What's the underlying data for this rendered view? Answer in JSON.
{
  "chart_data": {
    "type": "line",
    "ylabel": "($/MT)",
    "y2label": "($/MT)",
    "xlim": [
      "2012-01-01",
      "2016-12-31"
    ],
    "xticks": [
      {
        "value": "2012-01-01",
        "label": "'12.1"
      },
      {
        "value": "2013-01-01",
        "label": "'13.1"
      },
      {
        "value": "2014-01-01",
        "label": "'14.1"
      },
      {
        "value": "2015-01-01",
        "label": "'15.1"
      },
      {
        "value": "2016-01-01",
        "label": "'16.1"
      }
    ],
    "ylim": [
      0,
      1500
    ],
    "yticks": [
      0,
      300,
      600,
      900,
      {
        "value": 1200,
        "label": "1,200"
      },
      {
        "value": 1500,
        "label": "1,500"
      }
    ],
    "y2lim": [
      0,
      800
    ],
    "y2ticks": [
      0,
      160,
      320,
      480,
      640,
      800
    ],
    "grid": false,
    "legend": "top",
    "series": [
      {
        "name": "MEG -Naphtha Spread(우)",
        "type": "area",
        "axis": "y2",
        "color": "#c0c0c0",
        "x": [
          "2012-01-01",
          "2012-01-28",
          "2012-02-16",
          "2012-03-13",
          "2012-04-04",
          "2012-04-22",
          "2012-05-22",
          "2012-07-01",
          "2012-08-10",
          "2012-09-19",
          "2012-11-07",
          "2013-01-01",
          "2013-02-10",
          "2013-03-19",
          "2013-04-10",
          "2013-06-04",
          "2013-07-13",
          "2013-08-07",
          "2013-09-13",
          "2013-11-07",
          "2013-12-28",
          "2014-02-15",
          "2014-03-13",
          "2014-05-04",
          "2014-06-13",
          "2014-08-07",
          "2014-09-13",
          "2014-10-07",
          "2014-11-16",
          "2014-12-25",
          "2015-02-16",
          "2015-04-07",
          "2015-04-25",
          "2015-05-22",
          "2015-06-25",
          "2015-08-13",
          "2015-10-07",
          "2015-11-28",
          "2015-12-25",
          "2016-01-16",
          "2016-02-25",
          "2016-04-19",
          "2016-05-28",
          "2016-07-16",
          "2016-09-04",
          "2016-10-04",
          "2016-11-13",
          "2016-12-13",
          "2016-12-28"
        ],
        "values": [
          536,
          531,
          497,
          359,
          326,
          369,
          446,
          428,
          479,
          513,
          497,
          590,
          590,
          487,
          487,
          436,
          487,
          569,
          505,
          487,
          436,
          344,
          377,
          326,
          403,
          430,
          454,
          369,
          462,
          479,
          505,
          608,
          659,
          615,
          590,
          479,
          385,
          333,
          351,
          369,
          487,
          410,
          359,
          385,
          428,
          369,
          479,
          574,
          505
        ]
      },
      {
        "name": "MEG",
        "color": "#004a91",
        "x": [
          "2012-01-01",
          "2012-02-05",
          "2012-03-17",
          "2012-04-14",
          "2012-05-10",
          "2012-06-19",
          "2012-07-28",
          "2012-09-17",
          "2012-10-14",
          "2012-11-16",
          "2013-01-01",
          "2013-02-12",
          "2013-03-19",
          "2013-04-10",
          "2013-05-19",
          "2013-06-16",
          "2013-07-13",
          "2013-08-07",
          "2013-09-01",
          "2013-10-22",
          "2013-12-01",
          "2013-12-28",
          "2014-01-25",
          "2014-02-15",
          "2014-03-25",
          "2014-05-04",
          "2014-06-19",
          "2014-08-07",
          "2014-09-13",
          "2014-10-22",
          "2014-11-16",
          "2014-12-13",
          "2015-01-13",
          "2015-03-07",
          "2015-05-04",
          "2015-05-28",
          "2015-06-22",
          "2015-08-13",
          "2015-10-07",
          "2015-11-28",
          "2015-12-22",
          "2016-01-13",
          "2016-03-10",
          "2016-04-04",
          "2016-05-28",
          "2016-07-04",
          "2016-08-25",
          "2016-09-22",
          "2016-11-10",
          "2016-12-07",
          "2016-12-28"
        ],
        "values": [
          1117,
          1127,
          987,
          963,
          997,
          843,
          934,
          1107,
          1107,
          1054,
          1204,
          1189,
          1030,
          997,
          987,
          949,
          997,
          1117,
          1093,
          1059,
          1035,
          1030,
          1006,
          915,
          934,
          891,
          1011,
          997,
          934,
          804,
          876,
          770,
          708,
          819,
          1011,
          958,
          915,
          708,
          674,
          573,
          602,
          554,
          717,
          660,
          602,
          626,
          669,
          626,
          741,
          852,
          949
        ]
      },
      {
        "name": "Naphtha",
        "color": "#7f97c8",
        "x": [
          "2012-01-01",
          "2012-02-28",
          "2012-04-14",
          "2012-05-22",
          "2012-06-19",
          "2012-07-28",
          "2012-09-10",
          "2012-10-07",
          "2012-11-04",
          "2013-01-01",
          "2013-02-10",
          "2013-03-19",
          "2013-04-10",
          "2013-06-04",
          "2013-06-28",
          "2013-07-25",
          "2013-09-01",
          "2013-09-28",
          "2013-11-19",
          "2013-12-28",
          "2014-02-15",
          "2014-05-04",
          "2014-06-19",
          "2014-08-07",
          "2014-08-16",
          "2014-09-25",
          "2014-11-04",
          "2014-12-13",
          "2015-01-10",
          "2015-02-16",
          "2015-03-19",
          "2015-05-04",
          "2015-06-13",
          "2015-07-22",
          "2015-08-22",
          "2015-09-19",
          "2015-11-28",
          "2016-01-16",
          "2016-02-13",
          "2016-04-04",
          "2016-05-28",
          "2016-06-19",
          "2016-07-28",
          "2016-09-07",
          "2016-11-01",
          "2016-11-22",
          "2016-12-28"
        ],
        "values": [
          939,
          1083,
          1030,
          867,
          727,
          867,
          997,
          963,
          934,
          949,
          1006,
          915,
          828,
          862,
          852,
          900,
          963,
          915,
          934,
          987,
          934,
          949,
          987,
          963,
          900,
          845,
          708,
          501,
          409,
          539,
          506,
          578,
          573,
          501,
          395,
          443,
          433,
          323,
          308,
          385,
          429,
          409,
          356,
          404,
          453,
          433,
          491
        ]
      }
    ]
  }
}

**WHAT IS NEEDED:** Copy all the records above exactly, missing none.

**EXERCISE RESPONSE:**
What's the underlying data for this rendered view? Answer in JSON.
{
  "chart_data": {
    "type": "line",
    "ylabel": "($/MT)",
    "y2label": "($/MT)",
    "xlim": [
      "2012-01-01",
      "2016-12-31"
    ],
    "xticks": [
      {
        "value": "2012-01-01",
        "label": "'12.1"
      },
      {
        "value": "2013-01-01",
        "label": "'13.1"
      },
      {
        "value": "2014-01-01",
        "label": "'14.1"
      },
      {
        "value": "2015-01-01",
        "label": "'15.1"
      },
      {
        "value": "2016-01-01",
        "label": "'16.1"
      }
    ],
    "ylim": [
      0,
      1500
    ],
    "yticks": [
      0,
      300,
      600,
      900,
      {
        "value": 1200,
        "label": "1,200"
      },
      {
        "value": 1500,
        "label": "1,500"
      }
    ],
    "y2lim": [
      0,
      800
    ],
    "y2ticks": [
      0,
      160,
      320,
      480,
      640,
      800
    ],
    "grid": false,
    "legend": "top",
    "series": [
      {
        "name": "MEG -Naphtha Spread(우)",
        "type": "area",
        "axis": "y2",
        "color": "#c0c0c0",
        "x": [
          "2012-01-01",
          "2012-01-28",
          "2012-02-16",
          "2012-03-13",
          "2012-04-04",
          "2012-04-22",
          "2012-05-22",
          "2012-07-01",
          "2012-08-10",
          "2012-09-19",
          "2012-11-07",
          "2013-01-01",
          "2013-02-10",
          "2013-03-19",
          "2013-04-10",
          "2013-06-04",
          "2013-07-13",
          "2013-08-07",
          "2013-09-13",
          "2013-11-07",
          "2013-12-28",
          "2014-02-15",
          "2014-03-13",
          "2014-05-04",
          "2014-06-13",
          "2014-08-07",
          "2014-09-13",
          "2014-10-07",
          "2014-11-16",
          "2014-12-25",
          "2015-02-16",
          "2015-04-07",
          "2015-04-25",
          "2015-05-22",
          "2015-06-25",
          "2015-08-13",
          "2015-10-07",
          "2015-11-28",
          "2015-12-25",
          "2016-01-16",
          "2016-02-25",
          "2016-04-19",
          "2016-05-28",
          "2016-07-16",
          "2016-09-04",
          "2016-10-04",
          "2016-11-13",
          "2016-12-13",
          "2016-12-28"
        ],
        "values": [
          536,
          531,
          497,
          359,
          326,
          369,
          446,
          428,
          479,
          513,
          497,
          590,
          590,
          487,
          487,
          436,
          487,
          569,
          505,
          487,
          436,
          344,
          377,
          326,
          403,
          430,
          454,
          369,
          462,
          479,
          505,
          608,
          659,
          615,
          590,
          479,
          385,
          333,
          351,
          369,
          487,
          410,
          359,
          385,
          428,
          369,
          479,
          574,
          505
        ]
      },
      {
        "name": "MEG",
        "color": "#004a91",
        "x": [
          "2012-01-01",
          "2012-02-05",
          "2012-03-17",
          "2012-04-14",
          "2012-05-10",
          "2012-06-19",
          "2012-07-28",
          "2012-09-17",
          "2012-10-14",
          "2012-11-16",
          "2013-01-01",
          "2013-02-12",
          "2013-03-19",
          "2013-04-10",
          "2013-05-19",
          "2013-06-16",
          "2013-07-13",
          "2013-08-07",
          "2013-09-01",
          "2013-10-22",
          "2013-12-01",
          "2013-12-28",
          "2014-01-25",
          "2014-02-15",
          "2014-03-25",
          "2014-05-04",
          "2014-06-19",
          "2014-08-07",
          "2014-09-13",
          "2014-10-22",
          "2014-11-16",
          "2014-12-13",
          "2015-01-13",
          "2015-03-07",
          "2015-05-04",
          "2015-05-28",
          "2015-06-22",
          "2015-08-13",
          "2015-10-07",
          "2015-11-28",
          "2015-12-22",
          "2016-01-13",
          "2016-03-10",
          "2016-04-04",
          "2016-05-28",
          "2016-07-04",
          "2016-08-25",
          "2016-09-22",
          "2016-11-10",
          "2016-12-07",
          "2016-12-28"
        ],
        "values": [
          1117,
          1127,
          987,
          963,
          997,
          843,
          934,
          1107,
          1107,
          1054,
          1204,
          1189,
          1030,
          997,
          987,
          949,
          997,
          1117,
          1093,
          1059,
          1035,
          1030,
          1006,
          915,
          934,
          891,
          1011,
          997,
          934,
          804,
          876,
          770,
          708,
          819,
          1011,
          958,
          915,
          708,
          674,
          573,
          602,
          554,
          717,
          660,
          602,
          626,
          669,
          626,
          741,
          852,
          949
        ]
      },
      {
        "name": "Naphtha",
        "color": "#7f97c8",
        "x": [
          "2012-01-01",
          "2012-02-28",
          "2012-04-14",
          "2012-05-22",
          "2012-06-19",
          "2012-07-28",
          "2012-09-10",
          "2012-10-07",
          "2012-11-04",
          "2013-01-01",
          "2013-02-10",
          "2013-03-19",
          "2013-04-10",
          "2013-06-04",
          "2013-06-28",
          "2013-07-25",
          "2013-09-01",
          "2013-09-28",
          "2013-11-19",
          "2013-12-28",
          "2014-02-15",
          "2014-05-04",
          "2014-06-19",
          "2014-08-07",
          "2014-08-16",
          "2014-09-25",
          "2014-11-04",
          "2014-12-13",
          "2015-01-10",
          "2015-02-16",
          "2015-03-19",
          "2015-05-04",
          "2015-06-13",
          "2015-07-22",
          "2015-08-22",
          "2015-09-19",
          "2015-11-28",
          "2016-01-16",
          "2016-02-13",
          "2016-04-04",
          "2016-05-28",
          "2016-06-19",
          "2016-07-28",
          "2016-09-07",
          "2016-11-01",
          "2016-11-22",
          "2016-12-28"
        ],
        "values": [
          939,
          1083,
          1030,
          867,
          727,
          867,
          997,
          963,
          934,
          949,
          1006,
          915,
          828,
          862,
          852,
          900,
          963,
          915,
          934,
          987,
          934,
          949,
          987,
          963,
          900,
          845,
          708,
          501,
          409,
          539,
          506,
          578,
          573,
          501,
          395,
          443,
          433,
          323,
          308,
          385,
          429,
          409,
          356,
          404,
          453,
          433,
          491
        ]
      }
    ]
  }
}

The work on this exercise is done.